## START Raw data

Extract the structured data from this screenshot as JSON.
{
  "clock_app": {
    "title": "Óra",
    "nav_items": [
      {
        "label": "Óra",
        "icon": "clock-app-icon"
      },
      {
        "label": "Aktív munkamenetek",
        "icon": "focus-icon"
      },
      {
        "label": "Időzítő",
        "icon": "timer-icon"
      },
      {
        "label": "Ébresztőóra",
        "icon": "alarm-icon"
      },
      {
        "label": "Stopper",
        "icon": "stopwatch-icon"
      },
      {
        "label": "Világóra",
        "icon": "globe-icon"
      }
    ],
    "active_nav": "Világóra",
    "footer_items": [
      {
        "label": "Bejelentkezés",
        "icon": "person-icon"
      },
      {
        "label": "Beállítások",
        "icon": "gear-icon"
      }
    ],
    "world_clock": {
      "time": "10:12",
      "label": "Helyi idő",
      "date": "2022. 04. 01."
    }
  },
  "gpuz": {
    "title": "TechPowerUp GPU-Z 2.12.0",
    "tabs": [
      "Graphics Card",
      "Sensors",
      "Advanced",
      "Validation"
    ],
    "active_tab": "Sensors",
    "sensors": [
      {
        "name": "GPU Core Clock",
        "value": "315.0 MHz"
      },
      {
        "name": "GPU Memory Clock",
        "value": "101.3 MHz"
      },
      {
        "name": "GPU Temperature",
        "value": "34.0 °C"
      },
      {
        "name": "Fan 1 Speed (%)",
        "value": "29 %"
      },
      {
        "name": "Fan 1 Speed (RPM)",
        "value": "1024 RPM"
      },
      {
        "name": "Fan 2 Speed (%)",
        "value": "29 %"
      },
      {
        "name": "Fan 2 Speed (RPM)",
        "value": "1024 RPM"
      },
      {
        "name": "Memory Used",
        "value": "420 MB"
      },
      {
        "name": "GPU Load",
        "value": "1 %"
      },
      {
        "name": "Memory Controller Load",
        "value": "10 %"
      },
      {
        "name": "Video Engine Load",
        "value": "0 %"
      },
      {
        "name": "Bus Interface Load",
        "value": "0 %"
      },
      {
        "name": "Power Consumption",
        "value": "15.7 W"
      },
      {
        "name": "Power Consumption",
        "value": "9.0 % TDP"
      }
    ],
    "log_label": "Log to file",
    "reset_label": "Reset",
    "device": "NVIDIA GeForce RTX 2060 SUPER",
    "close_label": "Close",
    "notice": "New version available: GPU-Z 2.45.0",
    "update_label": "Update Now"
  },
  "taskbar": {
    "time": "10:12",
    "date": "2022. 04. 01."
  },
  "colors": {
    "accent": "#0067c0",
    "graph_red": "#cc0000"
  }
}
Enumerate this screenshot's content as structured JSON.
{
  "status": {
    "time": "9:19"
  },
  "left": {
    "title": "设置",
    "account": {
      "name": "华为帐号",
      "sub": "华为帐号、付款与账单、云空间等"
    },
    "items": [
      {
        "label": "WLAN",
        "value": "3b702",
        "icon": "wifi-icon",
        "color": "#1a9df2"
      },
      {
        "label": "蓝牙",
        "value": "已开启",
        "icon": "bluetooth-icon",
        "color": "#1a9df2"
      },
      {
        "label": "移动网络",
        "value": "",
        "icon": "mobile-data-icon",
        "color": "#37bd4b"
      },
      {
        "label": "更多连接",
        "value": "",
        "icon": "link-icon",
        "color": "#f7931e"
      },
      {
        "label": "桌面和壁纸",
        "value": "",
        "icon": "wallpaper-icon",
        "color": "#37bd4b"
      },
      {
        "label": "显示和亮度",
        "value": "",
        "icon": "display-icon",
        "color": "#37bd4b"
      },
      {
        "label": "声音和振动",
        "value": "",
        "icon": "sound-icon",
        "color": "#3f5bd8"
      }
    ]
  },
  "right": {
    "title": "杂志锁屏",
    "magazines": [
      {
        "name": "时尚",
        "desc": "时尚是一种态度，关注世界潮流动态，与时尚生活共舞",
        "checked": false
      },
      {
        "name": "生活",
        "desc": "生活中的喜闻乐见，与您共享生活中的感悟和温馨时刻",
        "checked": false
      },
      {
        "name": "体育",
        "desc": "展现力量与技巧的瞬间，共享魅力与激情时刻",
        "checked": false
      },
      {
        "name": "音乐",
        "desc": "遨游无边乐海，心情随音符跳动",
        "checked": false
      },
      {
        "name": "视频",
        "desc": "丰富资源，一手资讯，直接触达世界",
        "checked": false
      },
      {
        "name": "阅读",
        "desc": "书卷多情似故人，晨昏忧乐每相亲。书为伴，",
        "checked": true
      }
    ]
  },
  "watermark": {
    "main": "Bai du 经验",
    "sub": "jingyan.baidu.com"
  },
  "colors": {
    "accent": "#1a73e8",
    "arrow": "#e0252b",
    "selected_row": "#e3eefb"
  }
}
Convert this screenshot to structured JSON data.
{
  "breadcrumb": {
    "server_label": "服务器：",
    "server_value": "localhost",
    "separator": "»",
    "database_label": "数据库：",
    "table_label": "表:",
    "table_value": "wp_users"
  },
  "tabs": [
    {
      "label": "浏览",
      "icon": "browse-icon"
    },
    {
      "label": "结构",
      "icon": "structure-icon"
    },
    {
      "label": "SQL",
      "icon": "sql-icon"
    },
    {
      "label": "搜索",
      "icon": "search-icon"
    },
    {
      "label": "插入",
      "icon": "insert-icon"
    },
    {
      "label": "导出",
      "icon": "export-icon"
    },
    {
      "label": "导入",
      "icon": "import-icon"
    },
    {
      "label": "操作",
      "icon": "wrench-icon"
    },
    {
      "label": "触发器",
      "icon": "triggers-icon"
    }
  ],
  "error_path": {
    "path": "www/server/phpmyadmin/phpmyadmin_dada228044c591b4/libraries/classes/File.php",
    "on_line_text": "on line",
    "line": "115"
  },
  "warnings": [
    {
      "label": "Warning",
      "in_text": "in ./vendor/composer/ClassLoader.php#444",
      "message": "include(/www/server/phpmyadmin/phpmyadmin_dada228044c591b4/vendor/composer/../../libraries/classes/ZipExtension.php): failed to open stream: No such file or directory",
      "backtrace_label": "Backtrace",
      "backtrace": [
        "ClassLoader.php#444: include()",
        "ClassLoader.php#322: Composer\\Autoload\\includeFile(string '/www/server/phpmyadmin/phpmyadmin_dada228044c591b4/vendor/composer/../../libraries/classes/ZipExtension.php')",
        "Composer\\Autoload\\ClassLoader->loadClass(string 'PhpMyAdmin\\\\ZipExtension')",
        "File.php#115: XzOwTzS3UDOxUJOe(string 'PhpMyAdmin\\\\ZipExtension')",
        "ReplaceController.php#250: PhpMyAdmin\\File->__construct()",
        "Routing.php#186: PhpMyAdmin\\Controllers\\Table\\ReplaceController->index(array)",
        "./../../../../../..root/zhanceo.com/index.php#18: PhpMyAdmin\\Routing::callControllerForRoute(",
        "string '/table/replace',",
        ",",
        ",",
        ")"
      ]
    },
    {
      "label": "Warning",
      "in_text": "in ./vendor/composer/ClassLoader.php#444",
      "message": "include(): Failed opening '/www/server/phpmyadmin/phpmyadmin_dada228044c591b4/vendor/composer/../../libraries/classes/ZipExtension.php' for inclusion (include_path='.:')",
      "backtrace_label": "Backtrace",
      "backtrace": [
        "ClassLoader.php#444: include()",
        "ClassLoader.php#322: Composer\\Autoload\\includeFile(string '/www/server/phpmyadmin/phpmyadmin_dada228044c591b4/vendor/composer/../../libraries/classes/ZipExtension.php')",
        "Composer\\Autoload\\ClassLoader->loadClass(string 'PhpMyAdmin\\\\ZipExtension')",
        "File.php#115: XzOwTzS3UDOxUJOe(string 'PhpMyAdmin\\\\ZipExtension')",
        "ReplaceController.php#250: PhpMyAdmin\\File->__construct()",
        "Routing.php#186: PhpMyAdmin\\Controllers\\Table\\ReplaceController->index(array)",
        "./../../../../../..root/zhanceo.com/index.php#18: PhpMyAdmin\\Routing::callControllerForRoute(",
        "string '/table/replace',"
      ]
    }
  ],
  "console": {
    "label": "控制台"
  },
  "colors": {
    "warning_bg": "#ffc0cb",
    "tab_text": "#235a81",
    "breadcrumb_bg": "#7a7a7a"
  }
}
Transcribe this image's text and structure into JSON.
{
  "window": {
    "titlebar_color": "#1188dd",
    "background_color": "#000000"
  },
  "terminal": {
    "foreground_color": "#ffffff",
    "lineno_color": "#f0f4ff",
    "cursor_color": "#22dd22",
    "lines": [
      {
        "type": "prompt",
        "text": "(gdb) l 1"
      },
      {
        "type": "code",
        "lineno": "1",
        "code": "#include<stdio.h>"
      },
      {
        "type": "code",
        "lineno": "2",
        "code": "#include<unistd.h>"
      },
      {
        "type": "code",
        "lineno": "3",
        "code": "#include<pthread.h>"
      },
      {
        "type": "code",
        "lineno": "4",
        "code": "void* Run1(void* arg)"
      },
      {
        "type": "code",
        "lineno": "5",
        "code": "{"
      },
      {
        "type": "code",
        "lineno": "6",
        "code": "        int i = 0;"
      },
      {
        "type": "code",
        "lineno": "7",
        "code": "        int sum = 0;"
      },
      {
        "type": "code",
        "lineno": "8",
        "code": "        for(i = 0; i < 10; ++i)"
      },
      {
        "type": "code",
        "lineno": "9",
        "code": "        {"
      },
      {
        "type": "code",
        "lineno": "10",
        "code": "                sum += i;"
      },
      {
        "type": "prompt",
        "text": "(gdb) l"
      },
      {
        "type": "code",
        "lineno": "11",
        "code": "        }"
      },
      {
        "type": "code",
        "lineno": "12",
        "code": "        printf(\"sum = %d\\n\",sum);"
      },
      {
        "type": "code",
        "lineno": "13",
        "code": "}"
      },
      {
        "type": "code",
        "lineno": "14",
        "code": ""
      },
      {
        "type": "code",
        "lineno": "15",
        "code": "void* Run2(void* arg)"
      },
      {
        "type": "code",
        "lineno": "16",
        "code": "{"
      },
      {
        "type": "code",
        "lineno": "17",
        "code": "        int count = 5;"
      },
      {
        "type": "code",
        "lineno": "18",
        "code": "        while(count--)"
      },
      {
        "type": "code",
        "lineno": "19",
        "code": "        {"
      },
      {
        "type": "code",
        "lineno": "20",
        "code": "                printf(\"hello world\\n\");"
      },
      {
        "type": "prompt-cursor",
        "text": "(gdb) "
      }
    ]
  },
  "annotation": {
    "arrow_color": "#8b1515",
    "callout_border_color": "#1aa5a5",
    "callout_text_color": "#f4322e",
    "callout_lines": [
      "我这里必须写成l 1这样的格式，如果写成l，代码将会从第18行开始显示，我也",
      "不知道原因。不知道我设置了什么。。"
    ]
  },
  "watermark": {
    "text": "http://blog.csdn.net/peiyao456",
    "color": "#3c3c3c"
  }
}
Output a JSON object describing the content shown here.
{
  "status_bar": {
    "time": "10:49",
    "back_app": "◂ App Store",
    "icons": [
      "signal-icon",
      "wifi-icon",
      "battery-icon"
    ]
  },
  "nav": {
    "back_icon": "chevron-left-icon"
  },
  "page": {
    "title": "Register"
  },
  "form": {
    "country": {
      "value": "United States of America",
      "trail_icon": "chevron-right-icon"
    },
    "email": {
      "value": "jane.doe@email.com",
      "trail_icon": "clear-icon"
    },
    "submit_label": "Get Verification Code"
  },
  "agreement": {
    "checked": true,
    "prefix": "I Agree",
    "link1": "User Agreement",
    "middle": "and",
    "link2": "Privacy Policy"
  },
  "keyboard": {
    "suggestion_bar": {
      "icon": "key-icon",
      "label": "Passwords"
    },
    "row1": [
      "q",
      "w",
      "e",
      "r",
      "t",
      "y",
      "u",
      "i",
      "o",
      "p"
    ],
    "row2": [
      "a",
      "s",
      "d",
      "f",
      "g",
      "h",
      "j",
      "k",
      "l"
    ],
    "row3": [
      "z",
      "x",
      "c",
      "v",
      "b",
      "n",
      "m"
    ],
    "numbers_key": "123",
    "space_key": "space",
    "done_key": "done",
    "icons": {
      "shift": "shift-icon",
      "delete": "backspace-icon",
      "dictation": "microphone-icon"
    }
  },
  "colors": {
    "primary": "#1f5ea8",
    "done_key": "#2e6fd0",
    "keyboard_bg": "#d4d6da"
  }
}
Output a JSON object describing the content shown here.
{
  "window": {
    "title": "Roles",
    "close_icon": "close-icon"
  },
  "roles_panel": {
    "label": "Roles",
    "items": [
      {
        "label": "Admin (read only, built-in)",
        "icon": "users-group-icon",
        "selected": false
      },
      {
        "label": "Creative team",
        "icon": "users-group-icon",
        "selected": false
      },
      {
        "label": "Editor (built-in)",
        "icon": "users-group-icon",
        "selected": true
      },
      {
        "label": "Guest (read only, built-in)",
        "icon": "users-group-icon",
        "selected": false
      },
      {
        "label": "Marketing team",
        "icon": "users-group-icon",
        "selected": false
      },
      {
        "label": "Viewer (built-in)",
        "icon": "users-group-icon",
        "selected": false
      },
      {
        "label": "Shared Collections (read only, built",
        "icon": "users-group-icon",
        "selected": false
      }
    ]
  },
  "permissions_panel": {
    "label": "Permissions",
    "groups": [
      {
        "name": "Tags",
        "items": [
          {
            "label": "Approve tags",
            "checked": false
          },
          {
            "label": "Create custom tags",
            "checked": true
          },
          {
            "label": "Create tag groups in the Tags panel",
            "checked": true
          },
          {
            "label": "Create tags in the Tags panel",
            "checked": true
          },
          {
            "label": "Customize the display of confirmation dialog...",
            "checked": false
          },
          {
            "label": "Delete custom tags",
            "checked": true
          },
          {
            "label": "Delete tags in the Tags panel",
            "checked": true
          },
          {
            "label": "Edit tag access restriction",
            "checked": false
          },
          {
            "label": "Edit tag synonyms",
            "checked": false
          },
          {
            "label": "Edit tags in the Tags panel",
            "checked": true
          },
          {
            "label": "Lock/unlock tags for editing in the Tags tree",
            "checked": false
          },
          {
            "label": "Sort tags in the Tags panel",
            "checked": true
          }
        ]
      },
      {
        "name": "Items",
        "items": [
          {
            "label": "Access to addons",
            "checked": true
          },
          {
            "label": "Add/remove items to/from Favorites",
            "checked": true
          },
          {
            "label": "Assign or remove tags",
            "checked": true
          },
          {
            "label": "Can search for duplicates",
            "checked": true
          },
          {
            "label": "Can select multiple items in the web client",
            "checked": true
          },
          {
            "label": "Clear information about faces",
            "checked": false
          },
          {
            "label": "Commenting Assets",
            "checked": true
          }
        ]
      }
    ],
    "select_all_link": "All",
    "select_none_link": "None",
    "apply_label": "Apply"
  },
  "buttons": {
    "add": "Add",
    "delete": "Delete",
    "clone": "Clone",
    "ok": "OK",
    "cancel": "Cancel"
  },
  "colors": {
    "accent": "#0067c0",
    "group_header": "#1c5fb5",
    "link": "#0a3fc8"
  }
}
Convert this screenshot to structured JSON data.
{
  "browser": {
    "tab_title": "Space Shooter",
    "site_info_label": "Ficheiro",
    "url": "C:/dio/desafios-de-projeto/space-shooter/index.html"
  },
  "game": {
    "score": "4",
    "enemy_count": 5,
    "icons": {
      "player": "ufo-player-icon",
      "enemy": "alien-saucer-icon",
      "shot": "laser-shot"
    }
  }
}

## END Raw data

§ Problem: In the records above, find each line holding "this" and copy it.

§ Task result:
Extract the structured data from this screenshot as JSON.
Enumerate this screenshot's content as structured JSON.
Convert this screenshot to structured JSON data.
Transcribe this image's text and structure into JSON.
Convert this screenshot to structured JSON data.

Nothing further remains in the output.